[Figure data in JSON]
- - - -

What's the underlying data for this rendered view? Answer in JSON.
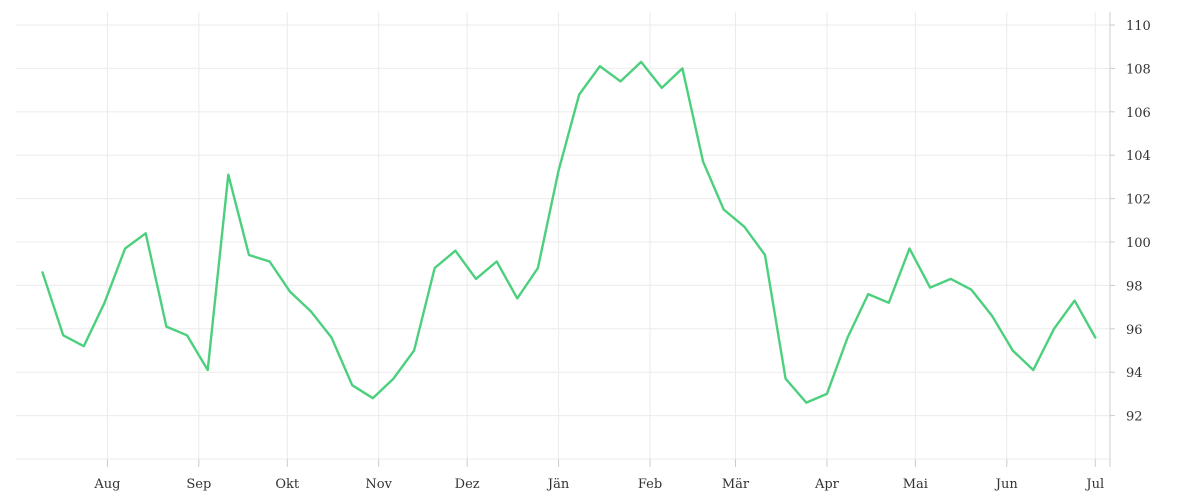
{
  "chart_data": {
    "type": "line",
    "title": "",
    "xlabel": "",
    "ylabel": "",
    "x_ticks": [
      "Aug",
      "Sep",
      "Okt",
      "Nov",
      "Dez",
      "Jän",
      "Feb",
      "Mär",
      "Apr",
      "Mai",
      "Jun",
      "Jul"
    ],
    "y_ticks": [
      92,
      94,
      96,
      98,
      100,
      102,
      104,
      106,
      108,
      110
    ],
    "ylim": [
      90,
      110.6
    ],
    "grid": true,
    "legend": "none",
    "y_axis_position": "right",
    "line_color": "#4cd07d",
    "series": [
      {
        "x_start": "2023-07-24",
        "x_step_days": 7,
        "values": [
          98.6,
          95.7,
          95.2,
          97.2,
          99.7,
          100.4,
          96.1,
          95.7,
          94.1,
          103.1,
          99.4,
          99.1,
          97.7,
          96.8,
          95.6,
          93.4,
          92.8,
          93.7,
          95.0,
          98.8,
          99.6,
          98.3,
          99.1,
          97.4,
          98.8,
          103.3,
          106.8,
          108.1,
          107.4,
          108.3,
          107.1,
          108.0,
          103.7,
          101.5,
          100.7,
          99.4,
          93.7,
          92.6,
          93.0,
          95.6,
          97.6,
          97.2,
          99.7,
          97.9,
          98.3,
          97.8,
          96.6,
          95.0,
          94.1,
          96.0,
          97.3,
          95.6
        ]
      }
    ]
  }
}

- - - -

INSTRUCTIONS TO FOLLOW:
Retype the records exactly. Any image in them should not appear in what you write.

RESULT OF THE EXERCISE:
What's the underlying data for this rendered view? Answer in JSON.
{
  "chart_data": {
    "type": "line",
    "title": "",
    "xlabel": "",
    "ylabel": "",
    "x_ticks": [
      "Aug",
      "Sep",
      "Okt",
      "Nov",
      "Dez",
      "Jän",
      "Feb",
      "Mär",
      "Apr",
      "Mai",
      "Jun",
      "Jul"
    ],
    "y_ticks": [
      92,
      94,
      96,
      98,
      100,
      102,
      104,
      106,
      108,
      110
    ],
    "ylim": [
      90,
      110.6
    ],
    "grid": true,
    "legend": "none",
    "y_axis_position": "right",
    "line_color": "#4cd07d",
    "series": [
      {
        "x_start": "2023-07-24",
        "x_step_days": 7,
        "values": [
          98.6,
          95.7,
          95.2,
          97.2,
          99.7,
          100.4,
          96.1,
          95.7,
          94.1,
          103.1,
          99.4,
          99.1,
          97.7,
          96.8,
          95.6,
          93.4,
          92.8,
          93.7,
          95.0,
          98.8,
          99.6,
          98.3,
          99.1,
          97.4,
          98.8,
          103.3,
          106.8,
          108.1,
          107.4,
          108.3,
          107.1,
          108.0,
          103.7,
          101.5,
          100.7,
          99.4,
          93.7,
          92.6,
          93.0,
          95.6,
          97.6,
          97.2,
          99.7,
          97.9,
          98.3,
          97.8,
          96.6,
          95.0,
          94.1,
          96.0,
          97.3,
          95.6
        ]
      }
    ]
  }
}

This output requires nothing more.